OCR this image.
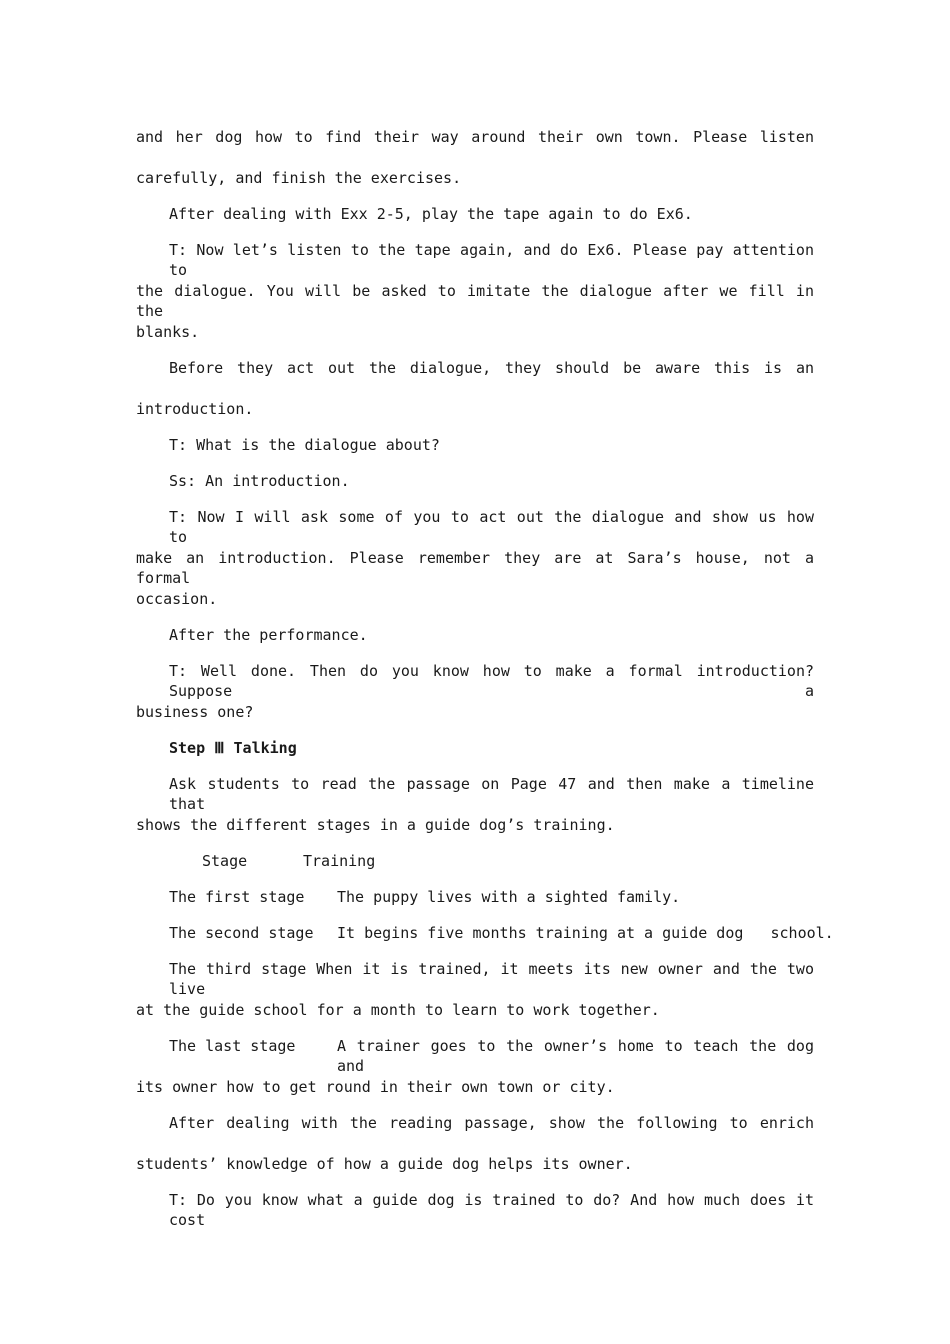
and her dog how to find their way around their own town. Please listen
carefully, and finish the exercises.
After dealing with Exx 2-5, play the tape again to do Ex6.
T: Now let’s listen to the tape again, and do Ex6. Please pay attention to
the dialogue. You will be asked to imitate the dialogue after we fill in the
blanks.
Before they act out the dialogue, they should be aware this is an
introduction.
T: What is the dialogue about?
Ss: An introduction.
T: Now I will ask some of you to act out the dialogue and show us how to
make an introduction. Please remember they are at Sara’s house, not a formal
occasion.
After the performance.
T: Well done. Then do you know how to make a formal introduction? Suppose a
business one?
Step Ⅲ Talking
Ask students to read the passage on Page 47 and then make a timeline that
shows the different stages in a guide dog’s training.
Stage	Training
The first stage The puppy lives with a sighted family.
The second stage It begins five months training at a guide dog   school.
The third stage When it is trained, it meets its new owner and the two live
at the guide school for a month to learn to work together.
The last stage	A trainer goes to the owner’s home to teach the dog and
its owner how to get round in their own town or city.
After dealing with the reading passage, show the following to enrich
students’ knowledge of how a guide dog helps its owner.
T: Do you know what a guide dog is trained to do? And how much does it cost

**What to do**
Return only those lines of the records that contain the string "again".

**Task response**
After dealing with Exx 2-5, play the tape again to do Ex6.
T: Now let’s listen to the tape again, and do Ex6. Please pay attention to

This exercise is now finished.